-- INFORMATION SHOWN start --

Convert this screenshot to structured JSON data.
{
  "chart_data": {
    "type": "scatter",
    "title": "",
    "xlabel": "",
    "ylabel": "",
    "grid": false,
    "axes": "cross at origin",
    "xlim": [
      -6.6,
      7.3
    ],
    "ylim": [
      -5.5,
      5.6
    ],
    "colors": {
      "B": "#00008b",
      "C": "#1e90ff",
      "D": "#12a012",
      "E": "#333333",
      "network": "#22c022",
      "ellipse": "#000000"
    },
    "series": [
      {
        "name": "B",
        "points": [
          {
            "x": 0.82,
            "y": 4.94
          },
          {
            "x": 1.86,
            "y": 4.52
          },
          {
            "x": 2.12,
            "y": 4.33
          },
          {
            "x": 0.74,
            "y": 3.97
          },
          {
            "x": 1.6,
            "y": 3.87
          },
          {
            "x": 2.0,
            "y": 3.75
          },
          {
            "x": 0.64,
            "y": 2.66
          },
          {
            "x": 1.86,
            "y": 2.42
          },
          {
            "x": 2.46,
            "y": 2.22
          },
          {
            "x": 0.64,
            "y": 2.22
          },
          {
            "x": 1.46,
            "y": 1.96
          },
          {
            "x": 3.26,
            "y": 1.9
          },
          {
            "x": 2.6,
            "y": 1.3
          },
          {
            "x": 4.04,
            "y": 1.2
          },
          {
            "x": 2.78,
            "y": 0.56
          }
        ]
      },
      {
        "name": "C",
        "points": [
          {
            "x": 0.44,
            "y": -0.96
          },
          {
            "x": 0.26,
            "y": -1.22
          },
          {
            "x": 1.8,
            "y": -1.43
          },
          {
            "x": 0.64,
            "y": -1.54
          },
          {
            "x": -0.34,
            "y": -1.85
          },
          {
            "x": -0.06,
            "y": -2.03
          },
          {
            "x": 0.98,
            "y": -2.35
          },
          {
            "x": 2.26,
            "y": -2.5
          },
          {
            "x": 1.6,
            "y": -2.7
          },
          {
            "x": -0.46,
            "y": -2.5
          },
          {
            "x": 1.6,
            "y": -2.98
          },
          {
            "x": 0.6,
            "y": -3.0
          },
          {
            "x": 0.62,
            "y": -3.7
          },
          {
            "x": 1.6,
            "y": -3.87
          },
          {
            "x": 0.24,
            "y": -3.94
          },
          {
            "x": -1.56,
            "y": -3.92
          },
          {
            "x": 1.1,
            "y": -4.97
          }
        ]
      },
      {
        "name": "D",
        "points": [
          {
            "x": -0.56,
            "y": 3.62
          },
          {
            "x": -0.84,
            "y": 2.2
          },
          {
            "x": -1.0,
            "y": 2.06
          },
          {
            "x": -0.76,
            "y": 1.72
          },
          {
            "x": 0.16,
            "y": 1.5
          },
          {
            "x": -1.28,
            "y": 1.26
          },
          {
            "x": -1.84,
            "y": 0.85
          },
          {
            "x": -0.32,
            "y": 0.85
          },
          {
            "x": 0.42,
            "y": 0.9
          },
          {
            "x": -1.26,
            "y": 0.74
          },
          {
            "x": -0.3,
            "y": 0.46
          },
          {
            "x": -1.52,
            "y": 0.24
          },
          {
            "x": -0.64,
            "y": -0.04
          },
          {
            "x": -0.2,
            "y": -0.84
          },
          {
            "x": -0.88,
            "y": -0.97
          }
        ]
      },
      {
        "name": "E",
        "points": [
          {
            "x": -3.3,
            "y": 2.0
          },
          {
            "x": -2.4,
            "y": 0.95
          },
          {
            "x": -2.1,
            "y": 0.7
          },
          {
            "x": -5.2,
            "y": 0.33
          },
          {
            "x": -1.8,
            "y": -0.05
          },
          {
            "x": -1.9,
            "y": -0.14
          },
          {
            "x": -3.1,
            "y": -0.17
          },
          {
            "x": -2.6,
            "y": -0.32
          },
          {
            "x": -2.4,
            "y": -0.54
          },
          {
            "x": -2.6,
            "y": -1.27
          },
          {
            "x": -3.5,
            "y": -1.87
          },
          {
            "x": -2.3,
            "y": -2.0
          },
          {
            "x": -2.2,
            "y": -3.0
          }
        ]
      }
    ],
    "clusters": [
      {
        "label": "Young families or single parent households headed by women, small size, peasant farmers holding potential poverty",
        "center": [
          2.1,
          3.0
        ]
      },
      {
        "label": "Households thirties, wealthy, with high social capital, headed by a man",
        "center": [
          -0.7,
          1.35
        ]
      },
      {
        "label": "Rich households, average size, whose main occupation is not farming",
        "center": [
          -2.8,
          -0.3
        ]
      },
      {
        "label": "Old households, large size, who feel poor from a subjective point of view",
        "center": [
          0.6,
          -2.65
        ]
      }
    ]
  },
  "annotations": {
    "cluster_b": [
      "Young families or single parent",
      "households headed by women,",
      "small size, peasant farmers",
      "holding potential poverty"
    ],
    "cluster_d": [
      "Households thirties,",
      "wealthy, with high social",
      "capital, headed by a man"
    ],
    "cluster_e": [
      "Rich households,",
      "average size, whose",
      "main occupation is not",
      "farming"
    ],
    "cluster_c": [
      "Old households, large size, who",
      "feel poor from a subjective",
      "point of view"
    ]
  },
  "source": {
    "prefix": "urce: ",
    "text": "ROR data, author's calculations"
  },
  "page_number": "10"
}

-- INFORMATION SHOWN end --

Every record above must be duplicated exactly.

Convert this screenshot to structured JSON data.
{
  "chart_data": {
    "type": "scatter",
    "title": "",
    "xlabel": "",
    "ylabel": "",
    "grid": false,
    "axes": "cross at origin",
    "xlim": [
      -6.6,
      7.3
    ],
    "ylim": [
      -5.5,
      5.6
    ],
    "colors": {
      "B": "#00008b",
      "C": "#1e90ff",
      "D": "#12a012",
      "E": "#333333",
      "network": "#22c022",
      "ellipse": "#000000"
    },
    "series": [
      {
        "name": "B",
        "points": [
          {
            "x": 0.82,
            "y": 4.94
          },
          {
            "x": 1.86,
            "y": 4.52
          },
          {
            "x": 2.12,
            "y": 4.33
          },
          {
            "x": 0.74,
            "y": 3.97
          },
          {
            "x": 1.6,
            "y": 3.87
          },
          {
            "x": 2.0,
            "y": 3.75
          },
          {
            "x": 0.64,
            "y": 2.66
          },
          {
            "x": 1.86,
            "y": 2.42
          },
          {
            "x": 2.46,
            "y": 2.22
          },
          {
            "x": 0.64,
            "y": 2.22
          },
          {
            "x": 1.46,
            "y": 1.96
          },
          {
            "x": 3.26,
            "y": 1.9
          },
          {
            "x": 2.6,
            "y": 1.3
          },
          {
            "x": 4.04,
            "y": 1.2
          },
          {
            "x": 2.78,
            "y": 0.56
          }
        ]
      },
      {
        "name": "C",
        "points": [
          {
            "x": 0.44,
            "y": -0.96
          },
          {
            "x": 0.26,
            "y": -1.22
          },
          {
            "x": 1.8,
            "y": -1.43
          },
          {
            "x": 0.64,
            "y": -1.54
          },
          {
            "x": -0.34,
            "y": -1.85
          },
          {
            "x": -0.06,
            "y": -2.03
          },
          {
            "x": 0.98,
            "y": -2.35
          },
          {
            "x": 2.26,
            "y": -2.5
          },
          {
            "x": 1.6,
            "y": -2.7
          },
          {
            "x": -0.46,
            "y": -2.5
          },
          {
            "x": 1.6,
            "y": -2.98
          },
          {
            "x": 0.6,
            "y": -3.0
          },
          {
            "x": 0.62,
            "y": -3.7
          },
          {
            "x": 1.6,
            "y": -3.87
          },
          {
            "x": 0.24,
            "y": -3.94
          },
          {
            "x": -1.56,
            "y": -3.92
          },
          {
            "x": 1.1,
            "y": -4.97
          }
        ]
      },
      {
        "name": "D",
        "points": [
          {
            "x": -0.56,
            "y": 3.62
          },
          {
            "x": -0.84,
            "y": 2.2
          },
          {
            "x": -1.0,
            "y": 2.06
          },
          {
            "x": -0.76,
            "y": 1.72
          },
          {
            "x": 0.16,
            "y": 1.5
          },
          {
            "x": -1.28,
            "y": 1.26
          },
          {
            "x": -1.84,
            "y": 0.85
          },
          {
            "x": -0.32,
            "y": 0.85
          },
          {
            "x": 0.42,
            "y": 0.9
          },
          {
            "x": -1.26,
            "y": 0.74
          },
          {
            "x": -0.3,
            "y": 0.46
          },
          {
            "x": -1.52,
            "y": 0.24
          },
          {
            "x": -0.64,
            "y": -0.04
          },
          {
            "x": -0.2,
            "y": -0.84
          },
          {
            "x": -0.88,
            "y": -0.97
          }
        ]
      },
      {
        "name": "E",
        "points": [
          {
            "x": -3.3,
            "y": 2.0
          },
          {
            "x": -2.4,
            "y": 0.95
          },
          {
            "x": -2.1,
            "y": 0.7
          },
          {
            "x": -5.2,
            "y": 0.33
          },
          {
            "x": -1.8,
            "y": -0.05
          },
          {
            "x": -1.9,
            "y": -0.14
          },
          {
            "x": -3.1,
            "y": -0.17
          },
          {
            "x": -2.6,
            "y": -0.32
          },
          {
            "x": -2.4,
            "y": -0.54
          },
          {
            "x": -2.6,
            "y": -1.27
          },
          {
            "x": -3.5,
            "y": -1.87
          },
          {
            "x": -2.3,
            "y": -2.0
          },
          {
            "x": -2.2,
            "y": -3.0
          }
        ]
      }
    ],
    "clusters": [
      {
        "label": "Young families or single parent households headed by women, small size, peasant farmers holding potential poverty",
        "center": [
          2.1,
          3.0
        ]
      },
      {
        "label": "Households thirties, wealthy, with high social capital, headed by a man",
        "center": [
          -0.7,
          1.35
        ]
      },
      {
        "label": "Rich households, average size, whose main occupation is not farming",
        "center": [
          -2.8,
          -0.3
        ]
      },
      {
        "label": "Old households, large size, who feel poor from a subjective point of view",
        "center": [
          0.6,
          -2.65
        ]
      }
    ]
  },
  "annotations": {
    "cluster_b": [
      "Young families or single parent",
      "households headed by women,",
      "small size, peasant farmers",
      "holding potential poverty"
    ],
    "cluster_d": [
      "Households thirties,",
      "wealthy, with high social",
      "capital, headed by a man"
    ],
    "cluster_e": [
      "Rich households,",
      "average size, whose",
      "main occupation is not",
      "farming"
    ],
    "cluster_c": [
      "Old households, large size, who",
      "feel poor from a subjective",
      "point of view"
    ]
  },
  "source": {
    "prefix": "urce: ",
    "text": "ROR data, author's calculations"
  },
  "page_number": "10"
}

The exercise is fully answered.